- EXERCISE GOAL: Lines containing the word "ylabel" are the ones to copy from the records below.

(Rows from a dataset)
==============================

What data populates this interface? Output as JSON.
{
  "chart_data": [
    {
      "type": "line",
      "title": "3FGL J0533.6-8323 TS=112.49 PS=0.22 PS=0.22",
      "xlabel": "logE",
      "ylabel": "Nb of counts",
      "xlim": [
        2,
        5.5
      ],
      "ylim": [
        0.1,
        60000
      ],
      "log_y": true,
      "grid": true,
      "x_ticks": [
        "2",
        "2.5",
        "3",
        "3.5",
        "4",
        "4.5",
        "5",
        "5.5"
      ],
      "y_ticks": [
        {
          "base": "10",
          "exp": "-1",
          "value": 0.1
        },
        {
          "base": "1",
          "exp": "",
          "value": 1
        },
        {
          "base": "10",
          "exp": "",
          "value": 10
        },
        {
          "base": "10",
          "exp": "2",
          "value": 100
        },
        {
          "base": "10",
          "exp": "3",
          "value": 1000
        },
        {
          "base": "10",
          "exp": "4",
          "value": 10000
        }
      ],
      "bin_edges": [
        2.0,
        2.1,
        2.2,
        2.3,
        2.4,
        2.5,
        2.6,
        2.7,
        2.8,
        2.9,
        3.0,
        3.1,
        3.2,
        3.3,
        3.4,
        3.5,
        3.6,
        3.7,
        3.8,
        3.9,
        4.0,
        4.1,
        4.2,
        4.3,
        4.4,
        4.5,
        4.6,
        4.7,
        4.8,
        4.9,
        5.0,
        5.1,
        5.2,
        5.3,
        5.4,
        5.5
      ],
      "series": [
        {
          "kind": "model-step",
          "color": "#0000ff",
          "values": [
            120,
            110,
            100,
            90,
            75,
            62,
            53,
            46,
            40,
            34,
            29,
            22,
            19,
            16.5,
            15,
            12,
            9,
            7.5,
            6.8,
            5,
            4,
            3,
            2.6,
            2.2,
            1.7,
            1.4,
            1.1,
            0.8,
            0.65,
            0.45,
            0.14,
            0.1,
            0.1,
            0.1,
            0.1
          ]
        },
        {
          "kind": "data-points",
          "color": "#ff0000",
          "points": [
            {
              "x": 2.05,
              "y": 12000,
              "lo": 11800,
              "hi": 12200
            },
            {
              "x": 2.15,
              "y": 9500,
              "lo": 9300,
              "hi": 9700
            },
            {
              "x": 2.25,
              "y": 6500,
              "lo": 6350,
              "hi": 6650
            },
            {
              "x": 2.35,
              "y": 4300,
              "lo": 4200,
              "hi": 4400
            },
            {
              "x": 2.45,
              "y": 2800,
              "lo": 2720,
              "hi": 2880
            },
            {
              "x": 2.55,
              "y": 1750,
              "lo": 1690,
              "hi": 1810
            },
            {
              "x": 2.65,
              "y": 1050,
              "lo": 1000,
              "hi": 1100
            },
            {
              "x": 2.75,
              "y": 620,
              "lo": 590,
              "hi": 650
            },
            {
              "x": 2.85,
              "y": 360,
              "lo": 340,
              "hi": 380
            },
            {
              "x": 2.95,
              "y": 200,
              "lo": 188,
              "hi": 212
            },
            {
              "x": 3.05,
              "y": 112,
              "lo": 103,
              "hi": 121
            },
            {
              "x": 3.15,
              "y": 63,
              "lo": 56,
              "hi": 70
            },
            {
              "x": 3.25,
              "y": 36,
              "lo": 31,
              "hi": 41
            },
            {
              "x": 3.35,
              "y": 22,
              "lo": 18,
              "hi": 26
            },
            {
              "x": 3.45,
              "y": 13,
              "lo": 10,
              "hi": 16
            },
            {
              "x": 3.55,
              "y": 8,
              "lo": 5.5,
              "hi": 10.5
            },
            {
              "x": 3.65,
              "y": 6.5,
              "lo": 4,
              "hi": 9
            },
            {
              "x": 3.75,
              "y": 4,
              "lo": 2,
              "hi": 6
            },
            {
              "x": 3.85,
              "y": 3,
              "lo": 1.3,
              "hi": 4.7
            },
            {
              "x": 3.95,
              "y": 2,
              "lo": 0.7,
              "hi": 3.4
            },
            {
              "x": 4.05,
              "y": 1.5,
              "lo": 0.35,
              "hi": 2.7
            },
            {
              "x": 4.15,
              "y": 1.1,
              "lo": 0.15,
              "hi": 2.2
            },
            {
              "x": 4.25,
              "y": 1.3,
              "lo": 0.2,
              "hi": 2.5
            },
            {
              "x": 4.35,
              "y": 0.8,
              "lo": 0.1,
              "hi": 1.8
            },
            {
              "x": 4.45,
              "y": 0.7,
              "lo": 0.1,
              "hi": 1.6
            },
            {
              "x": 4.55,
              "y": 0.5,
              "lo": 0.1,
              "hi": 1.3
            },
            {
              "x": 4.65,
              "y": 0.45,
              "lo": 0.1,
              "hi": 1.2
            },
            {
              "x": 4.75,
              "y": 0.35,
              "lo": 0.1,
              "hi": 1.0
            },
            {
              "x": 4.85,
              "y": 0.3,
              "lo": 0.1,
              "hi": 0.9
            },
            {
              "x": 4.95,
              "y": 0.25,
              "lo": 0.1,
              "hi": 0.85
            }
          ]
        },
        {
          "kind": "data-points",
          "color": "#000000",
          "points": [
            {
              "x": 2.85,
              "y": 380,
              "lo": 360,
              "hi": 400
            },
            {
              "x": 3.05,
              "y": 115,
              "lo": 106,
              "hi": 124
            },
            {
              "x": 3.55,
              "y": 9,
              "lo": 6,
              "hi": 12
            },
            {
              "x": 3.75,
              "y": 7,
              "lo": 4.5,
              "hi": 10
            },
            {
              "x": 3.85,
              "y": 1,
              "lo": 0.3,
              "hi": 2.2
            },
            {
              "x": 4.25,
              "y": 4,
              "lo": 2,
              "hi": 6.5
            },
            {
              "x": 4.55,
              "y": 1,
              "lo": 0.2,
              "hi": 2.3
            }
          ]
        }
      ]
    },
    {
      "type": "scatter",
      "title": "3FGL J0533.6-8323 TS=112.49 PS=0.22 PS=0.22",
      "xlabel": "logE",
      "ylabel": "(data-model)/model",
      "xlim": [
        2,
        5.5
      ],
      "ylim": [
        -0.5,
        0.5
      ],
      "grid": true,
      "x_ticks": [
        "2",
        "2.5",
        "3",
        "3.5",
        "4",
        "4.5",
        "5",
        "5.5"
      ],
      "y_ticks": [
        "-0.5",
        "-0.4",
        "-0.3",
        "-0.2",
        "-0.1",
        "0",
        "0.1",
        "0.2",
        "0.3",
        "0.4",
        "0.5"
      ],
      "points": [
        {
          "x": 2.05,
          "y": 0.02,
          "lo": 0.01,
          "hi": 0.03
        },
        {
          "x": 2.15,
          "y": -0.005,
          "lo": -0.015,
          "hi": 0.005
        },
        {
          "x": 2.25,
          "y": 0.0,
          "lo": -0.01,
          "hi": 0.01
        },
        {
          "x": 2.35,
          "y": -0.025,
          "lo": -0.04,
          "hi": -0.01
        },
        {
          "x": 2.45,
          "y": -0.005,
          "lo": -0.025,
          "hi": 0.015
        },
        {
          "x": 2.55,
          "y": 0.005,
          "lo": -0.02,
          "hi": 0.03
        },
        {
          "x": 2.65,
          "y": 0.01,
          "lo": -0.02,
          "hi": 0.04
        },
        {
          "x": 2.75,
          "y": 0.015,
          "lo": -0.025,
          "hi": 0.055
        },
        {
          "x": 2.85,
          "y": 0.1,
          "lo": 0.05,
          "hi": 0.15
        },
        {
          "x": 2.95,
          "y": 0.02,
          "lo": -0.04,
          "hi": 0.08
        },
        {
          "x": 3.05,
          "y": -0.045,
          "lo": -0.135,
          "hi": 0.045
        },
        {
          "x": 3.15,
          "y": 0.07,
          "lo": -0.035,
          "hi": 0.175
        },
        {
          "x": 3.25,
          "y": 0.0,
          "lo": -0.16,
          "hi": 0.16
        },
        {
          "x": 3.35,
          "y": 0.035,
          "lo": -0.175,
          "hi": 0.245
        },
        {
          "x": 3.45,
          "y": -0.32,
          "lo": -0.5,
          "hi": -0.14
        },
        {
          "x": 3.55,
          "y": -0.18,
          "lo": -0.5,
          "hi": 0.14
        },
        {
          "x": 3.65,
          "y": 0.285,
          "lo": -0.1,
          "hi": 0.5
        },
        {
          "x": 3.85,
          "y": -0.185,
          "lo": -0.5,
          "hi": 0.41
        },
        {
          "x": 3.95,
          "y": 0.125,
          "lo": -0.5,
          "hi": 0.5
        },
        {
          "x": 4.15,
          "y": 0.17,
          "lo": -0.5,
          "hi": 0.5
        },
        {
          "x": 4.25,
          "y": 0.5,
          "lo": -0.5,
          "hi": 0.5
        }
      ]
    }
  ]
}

==============================

- FULL ANSWER:
      "ylabel": "Nb of counts",
      "ylabel": "(data-model)/model",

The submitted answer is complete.